▶ EXERCISE GOAL: Transcribe the lines below verbatim, skipping the images.

▶ INFORMATION GIVEN:
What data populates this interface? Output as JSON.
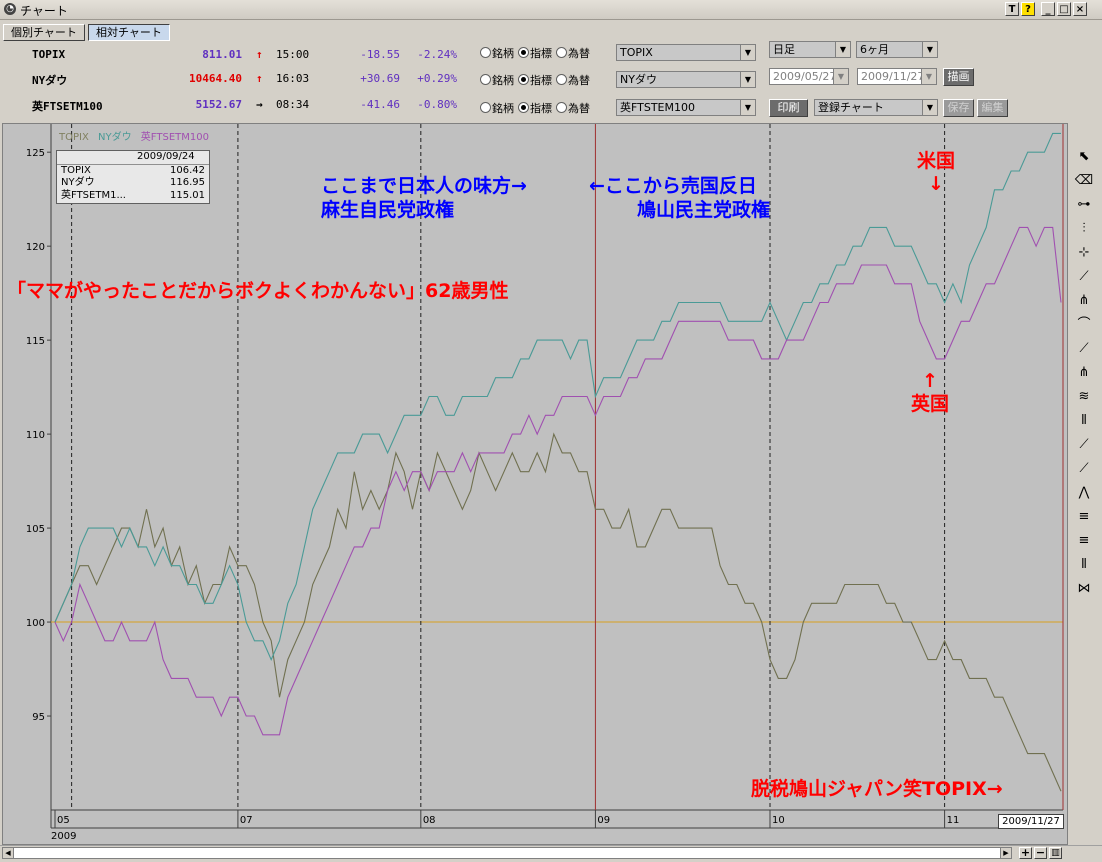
{
  "window": {
    "title": "チャート",
    "buttons": [
      "T",
      "?",
      "_",
      "□",
      "×"
    ]
  },
  "modes": {
    "individual": "個別チャート",
    "relative": "相対チャート"
  },
  "quotes": [
    {
      "name": "TOPIX",
      "price": "811.01",
      "arrow": "↑",
      "time": "15:00",
      "change": "-18.55",
      "pct": "-2.24%",
      "price_color": "#6030c0",
      "arrow_color": "#e00000"
    },
    {
      "name": "NYダウ",
      "price": "10464.40",
      "arrow": "↑",
      "time": "16:03",
      "change": "+30.69",
      "pct": "+0.29%",
      "price_color": "#e00000",
      "arrow_color": "#e00000"
    },
    {
      "name": "英FTSETM100",
      "price": "5152.67",
      "arrow": "→",
      "time": "08:34",
      "change": "-41.46",
      "pct": "-0.80%",
      "price_color": "#6030c0",
      "arrow_color": "#000000"
    }
  ],
  "selectors": [
    {
      "r1": "銘柄",
      "r2": "指標",
      "r3": "為替",
      "value": "TOPIX"
    },
    {
      "r1": "銘柄",
      "r2": "指標",
      "r3": "為替",
      "value": "NYダウ"
    },
    {
      "r1": "銘柄",
      "r2": "指標",
      "r3": "為替",
      "value": "英FTSTEM100"
    }
  ],
  "controls": {
    "period": "日足",
    "span": "6ヶ月",
    "date_from": "2009/05/27",
    "date_to": "2009/11/27",
    "draw": "描画",
    "print": "印刷",
    "saved": "登録チャート",
    "save": "保存",
    "edit": "編集"
  },
  "legend": {
    "topix": "TOPIX",
    "ny": "NYダウ",
    "ftse": "英FTSETM100"
  },
  "infobox": {
    "date": "2009/09/24",
    "rows": [
      {
        "name": "TOPIX",
        "value": "106.42"
      },
      {
        "name": "NYダウ",
        "value": "116.95"
      },
      {
        "name": "英FTSETM1...",
        "value": "115.01"
      }
    ]
  },
  "annotations": {
    "blue_left_1": "ここまで日本人の味方→",
    "blue_left_2": "麻生自民党政権",
    "blue_right_1": "←ここから売国反日",
    "blue_right_2": "鳩山民主党政権",
    "quote": "「ママがやったことだからボクよくわかんない」62歳男性",
    "us": "米国",
    "us_arrow": "↓",
    "uk": "英国",
    "uk_arrow": "↑",
    "bottom": "脱税鳩山ジャパン笑TOPIX→"
  },
  "axis": {
    "year": "2009",
    "end_date": "2009/11/27"
  },
  "colors": {
    "topix": "#707050",
    "ny": "#4a9a96",
    "ftse": "#a050b0",
    "baseline": "#d8a020",
    "annotation_blue": "#0000ff",
    "annotation_red": "#ff0000"
  },
  "tool_icons": [
    "cursor-icon",
    "eraser-icon",
    "hline-icon",
    "vline-icon",
    "cross-icon",
    "trendline-icon",
    "fan-icon",
    "arc-icon",
    "fibonacci-fan-icon",
    "speed-lines-icon",
    "parallel-icon",
    "fib-retracement-icon",
    "channel-icon",
    "gann-fan-icon",
    "zigzag-icon",
    "three-lines-icon",
    "three-lines-b-icon",
    "cycle-icon",
    "wave-icon"
  ],
  "chart_data": {
    "type": "line",
    "ylim": [
      90,
      126.5
    ],
    "y_ticks": [
      95,
      100,
      105,
      110,
      115,
      120,
      125
    ],
    "x_months": [
      {
        "label": "05",
        "index": 0
      },
      {
        "label": "07",
        "index": 22
      },
      {
        "label": "08",
        "index": 44
      },
      {
        "label": "09",
        "index": 65
      },
      {
        "label": "10",
        "index": 86
      },
      {
        "label": "11",
        "index": 107
      }
    ],
    "baseline": 100,
    "vlines_dashed": [
      2,
      22,
      44,
      86,
      107
    ],
    "vline_red_index": 65,
    "series": [
      {
        "name": "TOPIX",
        "values": [
          100,
          101,
          102,
          103,
          103,
          102,
          103,
          104,
          105,
          105,
          104,
          106,
          104,
          105,
          103,
          104,
          102,
          103,
          101,
          102,
          102,
          104,
          103,
          103,
          102,
          100,
          99,
          96,
          98,
          99,
          100,
          102,
          103,
          104,
          106,
          105,
          108,
          106,
          107,
          106,
          107,
          109,
          108,
          106,
          108,
          107,
          109,
          108,
          107,
          106,
          107,
          109,
          108,
          107,
          108,
          109,
          108,
          108,
          109,
          108,
          110,
          109,
          109,
          108,
          108,
          106,
          106,
          105,
          105,
          106,
          104,
          104,
          105,
          106,
          106,
          105,
          105,
          105,
          105,
          105,
          103,
          102,
          102,
          101,
          101,
          100,
          98,
          97,
          97,
          98,
          100,
          101,
          101,
          101,
          101,
          102,
          102,
          102,
          102,
          102,
          101,
          101,
          100,
          100,
          99,
          98,
          98,
          99,
          98,
          98,
          97,
          97,
          97,
          96,
          96,
          95,
          94,
          93,
          93,
          93,
          92,
          91
        ]
      },
      {
        "name": "NYダウ",
        "values": [
          100,
          101,
          102,
          104,
          105,
          105,
          105,
          105,
          104,
          105,
          104,
          104,
          103,
          104,
          103,
          103,
          102,
          102,
          101,
          101,
          102,
          103,
          102,
          100,
          99,
          99,
          98,
          99,
          101,
          102,
          104,
          106,
          107,
          108,
          109,
          109,
          109,
          110,
          110,
          110,
          109,
          110,
          111,
          111,
          111,
          112,
          112,
          111,
          111,
          112,
          112,
          112,
          112,
          113,
          113,
          113,
          114,
          114,
          115,
          115,
          115,
          115,
          114,
          115,
          115,
          112,
          113,
          113,
          113,
          114,
          115,
          115,
          115,
          116,
          116,
          117,
          117,
          117,
          117,
          117,
          117,
          116,
          116,
          116,
          116,
          116,
          117,
          116,
          115,
          116,
          117,
          117,
          118,
          118,
          119,
          119,
          120,
          120,
          121,
          121,
          121,
          120,
          120,
          120,
          119,
          118,
          118,
          117,
          118,
          117,
          119,
          120,
          121,
          123,
          123,
          124,
          124,
          125,
          125,
          125,
          126,
          126
        ]
      },
      {
        "name": "英FTSETM100",
        "values": [
          100,
          99,
          100,
          102,
          101,
          100,
          99,
          99,
          100,
          99,
          99,
          99,
          100,
          98,
          97,
          97,
          97,
          96,
          96,
          96,
          95,
          96,
          96,
          95,
          95,
          94,
          94,
          94,
          96,
          97,
          98,
          99,
          100,
          101,
          102,
          103,
          104,
          104,
          105,
          105,
          107,
          108,
          107,
          108,
          108,
          107,
          108,
          108,
          108,
          109,
          108,
          109,
          109,
          109,
          109,
          110,
          110,
          111,
          110,
          111,
          111,
          112,
          112,
          112,
          112,
          111,
          112,
          112,
          112,
          113,
          113,
          114,
          114,
          114,
          115,
          116,
          116,
          116,
          116,
          116,
          116,
          115,
          115,
          115,
          115,
          114,
          114,
          114,
          115,
          115,
          115,
          116,
          117,
          117,
          118,
          118,
          118,
          119,
          119,
          119,
          119,
          118,
          118,
          118,
          116,
          115,
          114,
          114,
          115,
          116,
          116,
          117,
          118,
          118,
          119,
          120,
          121,
          121,
          120,
          121,
          121,
          117
        ]
      }
    ]
  }
}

▶ TASK RESPONSE:
What data populates this interface? Output as JSON.
{
  "window": {
    "title": "チャート",
    "buttons": [
      "T",
      "?",
      "_",
      "□",
      "×"
    ]
  },
  "modes": {
    "individual": "個別チャート",
    "relative": "相対チャート"
  },
  "quotes": [
    {
      "name": "TOPIX",
      "price": "811.01",
      "arrow": "↑",
      "time": "15:00",
      "change": "-18.55",
      "pct": "-2.24%",
      "price_color": "#6030c0",
      "arrow_color": "#e00000"
    },
    {
      "name": "NYダウ",
      "price": "10464.40",
      "arrow": "↑",
      "time": "16:03",
      "change": "+30.69",
      "pct": "+0.29%",
      "price_color": "#e00000",
      "arrow_color": "#e00000"
    },
    {
      "name": "英FTSETM100",
      "price": "5152.67",
      "arrow": "→",
      "time": "08:34",
      "change": "-41.46",
      "pct": "-0.80%",
      "price_color": "#6030c0",
      "arrow_color": "#000000"
    }
  ],
  "selectors": [
    {
      "r1": "銘柄",
      "r2": "指標",
      "r3": "為替",
      "value": "TOPIX"
    },
    {
      "r1": "銘柄",
      "r2": "指標",
      "r3": "為替",
      "value": "NYダウ"
    },
    {
      "r1": "銘柄",
      "r2": "指標",
      "r3": "為替",
      "value": "英FTSTEM100"
    }
  ],
  "controls": {
    "period": "日足",
    "span": "6ヶ月",
    "date_from": "2009/05/27",
    "date_to": "2009/11/27",
    "draw": "描画",
    "print": "印刷",
    "saved": "登録チャート",
    "save": "保存",
    "edit": "編集"
  },
  "legend": {
    "topix": "TOPIX",
    "ny": "NYダウ",
    "ftse": "英FTSETM100"
  },
  "infobox": {
    "date": "2009/09/24",
    "rows": [
      {
        "name": "TOPIX",
        "value": "106.42"
      },
      {
        "name": "NYダウ",
        "value": "116.95"
      },
      {
        "name": "英FTSETM1...",
        "value": "115.01"
      }
    ]
  },
  "annotations": {
    "blue_left_1": "ここまで日本人の味方→",
    "blue_left_2": "麻生自民党政権",
    "blue_right_1": "←ここから売国反日",
    "blue_right_2": "鳩山民主党政権",
    "quote": "「ママがやったことだからボクよくわかんない」62歳男性",
    "us": "米国",
    "us_arrow": "↓",
    "uk": "英国",
    "uk_arrow": "↑",
    "bottom": "脱税鳩山ジャパン笑TOPIX→"
  },
  "axis": {
    "year": "2009",
    "end_date": "2009/11/27"
  },
  "colors": {
    "topix": "#707050",
    "ny": "#4a9a96",
    "ftse": "#a050b0",
    "baseline": "#d8a020",
    "annotation_blue": "#0000ff",
    "annotation_red": "#ff0000"
  },
  "tool_icons": [
    "cursor-icon",
    "eraser-icon",
    "hline-icon",
    "vline-icon",
    "cross-icon",
    "trendline-icon",
    "fan-icon",
    "arc-icon",
    "fibonacci-fan-icon",
    "speed-lines-icon",
    "parallel-icon",
    "fib-retracement-icon",
    "channel-icon",
    "gann-fan-icon",
    "zigzag-icon",
    "three-lines-icon",
    "three-lines-b-icon",
    "cycle-icon",
    "wave-icon"
  ],
  "chart_data": {
    "type": "line",
    "ylim": [
      90,
      126.5
    ],
    "y_ticks": [
      95,
      100,
      105,
      110,
      115,
      120,
      125
    ],
    "x_months": [
      {
        "label": "05",
        "index": 0
      },
      {
        "label": "07",
        "index": 22
      },
      {
        "label": "08",
        "index": 44
      },
      {
        "label": "09",
        "index": 65
      },
      {
        "label": "10",
        "index": 86
      },
      {
        "label": "11",
        "index": 107
      }
    ],
    "baseline": 100,
    "vlines_dashed": [
      2,
      22,
      44,
      86,
      107
    ],
    "vline_red_index": 65,
    "series": [
      {
        "name": "TOPIX",
        "values": [
          100,
          101,
          102,
          103,
          103,
          102,
          103,
          104,
          105,
          105,
          104,
          106,
          104,
          105,
          103,
          104,
          102,
          103,
          101,
          102,
          102,
          104,
          103,
          103,
          102,
          100,
          99,
          96,
          98,
          99,
          100,
          102,
          103,
          104,
          106,
          105,
          108,
          106,
          107,
          106,
          107,
          109,
          108,
          106,
          108,
          107,
          109,
          108,
          107,
          106,
          107,
          109,
          108,
          107,
          108,
          109,
          108,
          108,
          109,
          108,
          110,
          109,
          109,
          108,
          108,
          106,
          106,
          105,
          105,
          106,
          104,
          104,
          105,
          106,
          106,
          105,
          105,
          105,
          105,
          105,
          103,
          102,
          102,
          101,
          101,
          100,
          98,
          97,
          97,
          98,
          100,
          101,
          101,
          101,
          101,
          102,
          102,
          102,
          102,
          102,
          101,
          101,
          100,
          100,
          99,
          98,
          98,
          99,
          98,
          98,
          97,
          97,
          97,
          96,
          96,
          95,
          94,
          93,
          93,
          93,
          92,
          91
        ]
      },
      {
        "name": "NYダウ",
        "values": [
          100,
          101,
          102,
          104,
          105,
          105,
          105,
          105,
          104,
          105,
          104,
          104,
          103,
          104,
          103,
          103,
          102,
          102,
          101,
          101,
          102,
          103,
          102,
          100,
          99,
          99,
          98,
          99,
          101,
          102,
          104,
          106,
          107,
          108,
          109,
          109,
          109,
          110,
          110,
          110,
          109,
          110,
          111,
          111,
          111,
          112,
          112,
          111,
          111,
          112,
          112,
          112,
          112,
          113,
          113,
          113,
          114,
          114,
          115,
          115,
          115,
          115,
          114,
          115,
          115,
          112,
          113,
          113,
          113,
          114,
          115,
          115,
          115,
          116,
          116,
          117,
          117,
          117,
          117,
          117,
          117,
          116,
          116,
          116,
          116,
          116,
          117,
          116,
          115,
          116,
          117,
          117,
          118,
          118,
          119,
          119,
          120,
          120,
          121,
          121,
          121,
          120,
          120,
          120,
          119,
          118,
          118,
          117,
          118,
          117,
          119,
          120,
          121,
          123,
          123,
          124,
          124,
          125,
          125,
          125,
          126,
          126
        ]
      },
      {
        "name": "英FTSETM100",
        "values": [
          100,
          99,
          100,
          102,
          101,
          100,
          99,
          99,
          100,
          99,
          99,
          99,
          100,
          98,
          97,
          97,
          97,
          96,
          96,
          96,
          95,
          96,
          96,
          95,
          95,
          94,
          94,
          94,
          96,
          97,
          98,
          99,
          100,
          101,
          102,
          103,
          104,
          104,
          105,
          105,
          107,
          108,
          107,
          108,
          108,
          107,
          108,
          108,
          108,
          109,
          108,
          109,
          109,
          109,
          109,
          110,
          110,
          111,
          110,
          111,
          111,
          112,
          112,
          112,
          112,
          111,
          112,
          112,
          112,
          113,
          113,
          114,
          114,
          114,
          115,
          116,
          116,
          116,
          116,
          116,
          116,
          115,
          115,
          115,
          115,
          114,
          114,
          114,
          115,
          115,
          115,
          116,
          117,
          117,
          118,
          118,
          118,
          119,
          119,
          119,
          119,
          118,
          118,
          118,
          116,
          115,
          114,
          114,
          115,
          116,
          116,
          117,
          118,
          118,
          119,
          120,
          121,
          121,
          120,
          121,
          121,
          117
        ]
      }
    ]
  }
}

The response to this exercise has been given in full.